[WHAT IS ASKED] Identify, in the records below, every line where the string "November" appears, and copy each such line.

[Data records]
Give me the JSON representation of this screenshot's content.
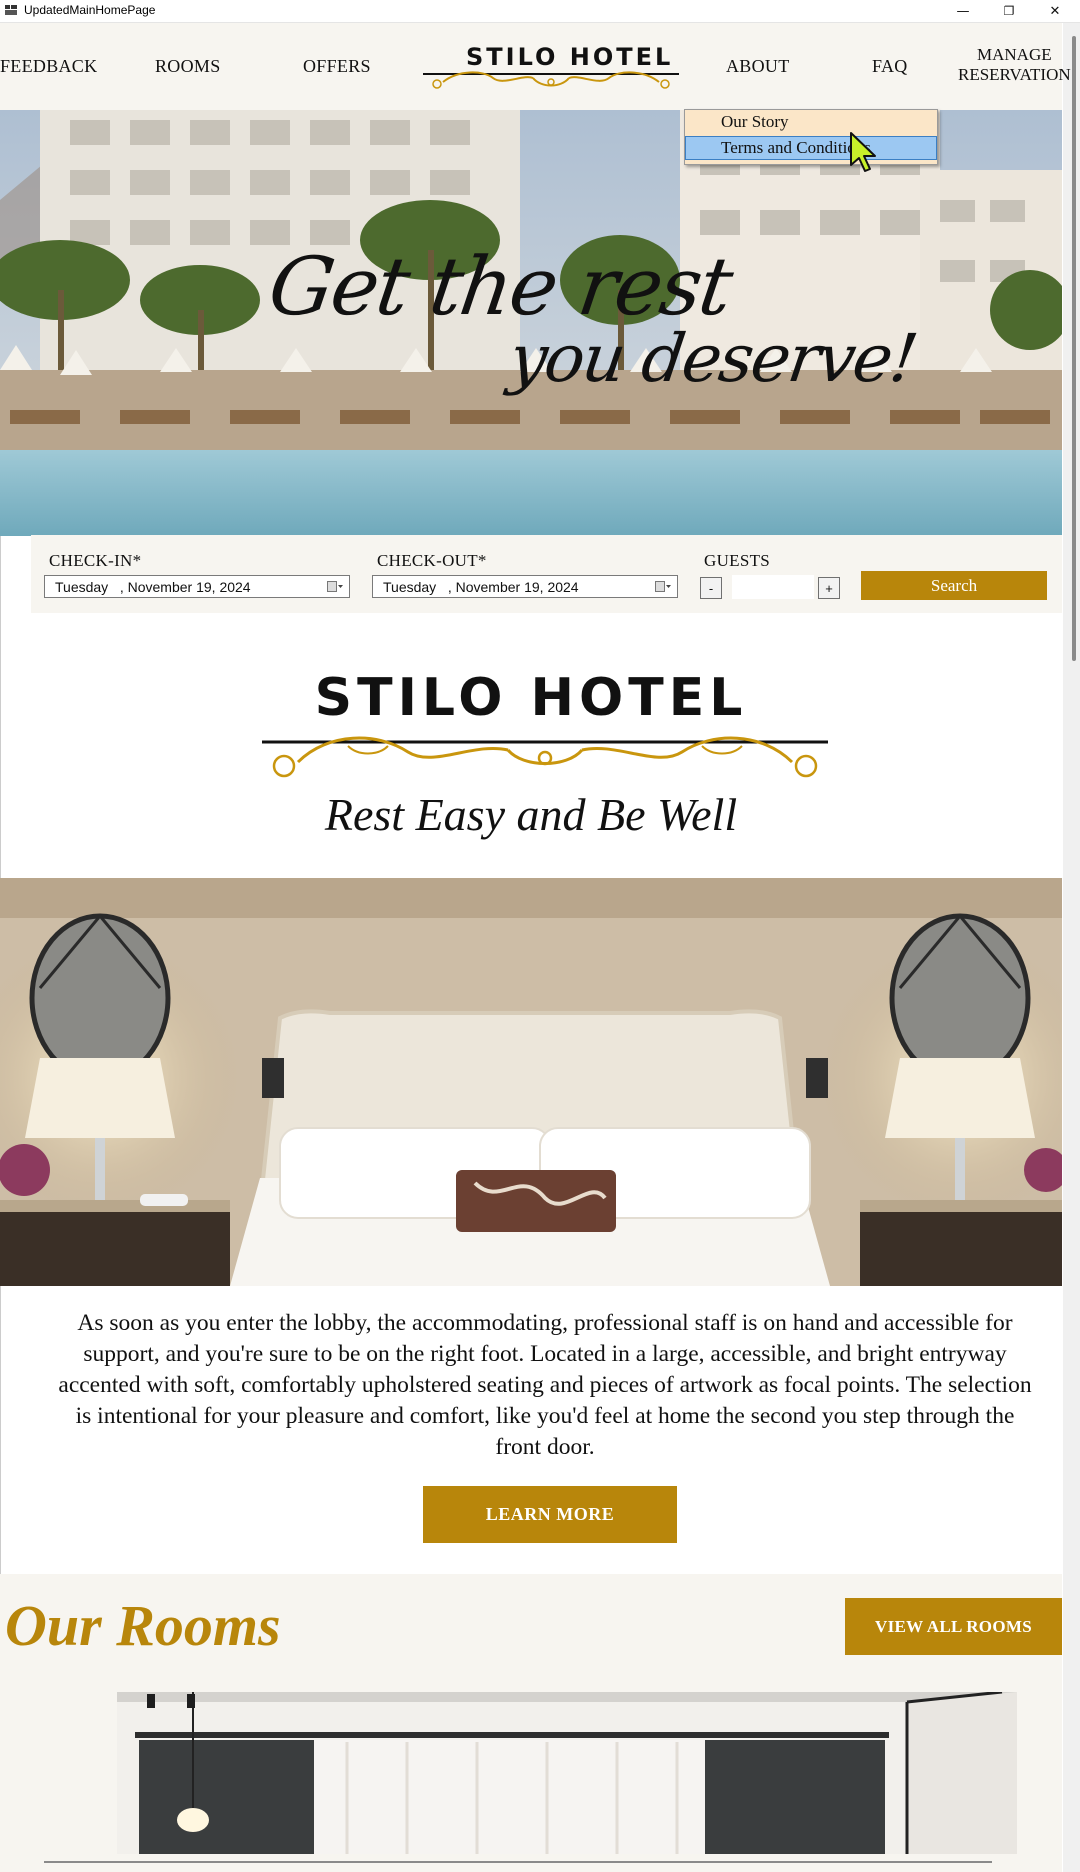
{
  "window": {
    "title": "UpdatedMainHomePage",
    "controls": {
      "minimize": "—",
      "restore": "❐",
      "close": "✕"
    }
  },
  "nav": {
    "items": [
      "FEEDBACK",
      "ROOMS",
      "OFFERS",
      "ABOUT",
      "FAQ"
    ],
    "logo_text": "STILO HOTEL",
    "manage_line1": "MANAGE",
    "manage_line2": "RESERVATION"
  },
  "about_menu": {
    "items": [
      "Our Story",
      "Terms and Conditions"
    ],
    "selected_index": 1
  },
  "hero": {
    "line1": "Get the rest",
    "line2": "you deserve!"
  },
  "booking": {
    "checkin_label": "CHECK-IN*",
    "checkin_value": "Tuesday   , November 19, 2024",
    "checkout_label": "CHECK-OUT*",
    "checkout_value": "Tuesday   , November 19, 2024",
    "guests_label": "GUESTS",
    "guests_value": "",
    "minus_label": "-",
    "plus_label": "+",
    "search_label": "Search"
  },
  "brand": {
    "title": "STILO HOTEL",
    "tagline": "Rest Easy and Be Well"
  },
  "about": {
    "description": "As soon as you enter the lobby, the accommodating, professional staff is on hand and accessible for support, and you're sure to be on the right foot. Located in a large, accessible, and bright entryway accented with soft, comfortably upholstered seating and pieces of artwork as focal points. The selection is intentional for your pleasure and comfort, like you'd feel at home the second you step through the front door.",
    "learn_more_label": "LEARN MORE"
  },
  "rooms": {
    "title": "Our Rooms",
    "view_all_label": "VIEW ALL ROOMS"
  },
  "colors": {
    "accent_gold": "#b8860b",
    "menu_bg": "#fbe6c8",
    "menu_selected": "#9cc8f2",
    "section_bg": "#f7f5f0"
  }
}
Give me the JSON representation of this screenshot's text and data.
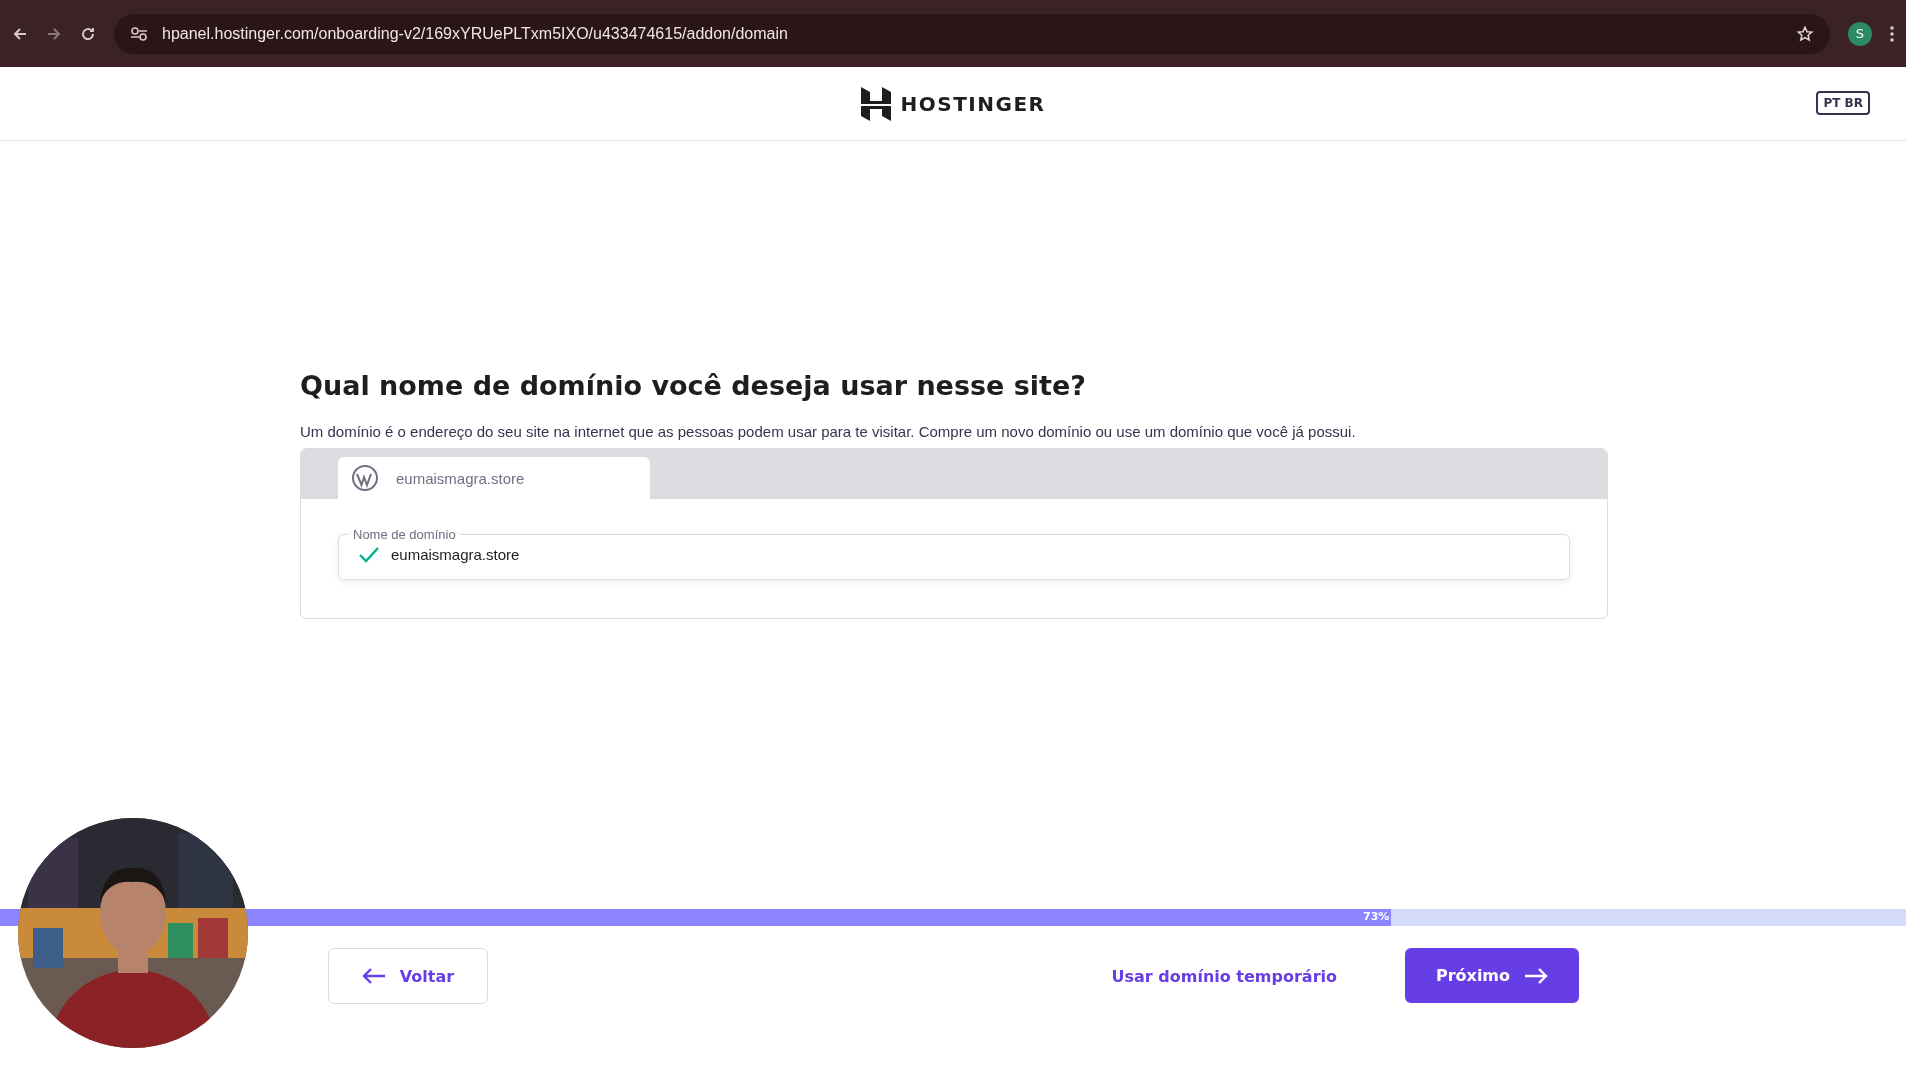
{
  "browser": {
    "url": "hpanel.hostinger.com/onboarding-v2/169xYRUePLTxm5IXO/u433474615/addon/domain",
    "profile": "S"
  },
  "header": {
    "brand": "HOSTINGER",
    "language": "PT BR"
  },
  "question": {
    "title": "Qual nome de domínio você deseja usar nesse site?",
    "description": "Um domínio é o endereço do seu site na internet que as pessoas podem usar para te visitar. Compre um novo domínio ou use um domínio que você já possui."
  },
  "site_tab": {
    "label": "eumaismagra.store"
  },
  "domain_field": {
    "label": "Nome de domínio",
    "value": "eumaismagra.store",
    "valid": true
  },
  "progress": {
    "level": 0.73,
    "reading": "73%"
  },
  "footer": {
    "back": "Voltar",
    "temporary": "Usar domínio temporário",
    "next": "Próximo"
  }
}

[ANSWER TO THE PROBLEM]
    "checkin_value": "Tuesday   , November 19, 2024",
    "checkout_value": "Tuesday   , November 19, 2024",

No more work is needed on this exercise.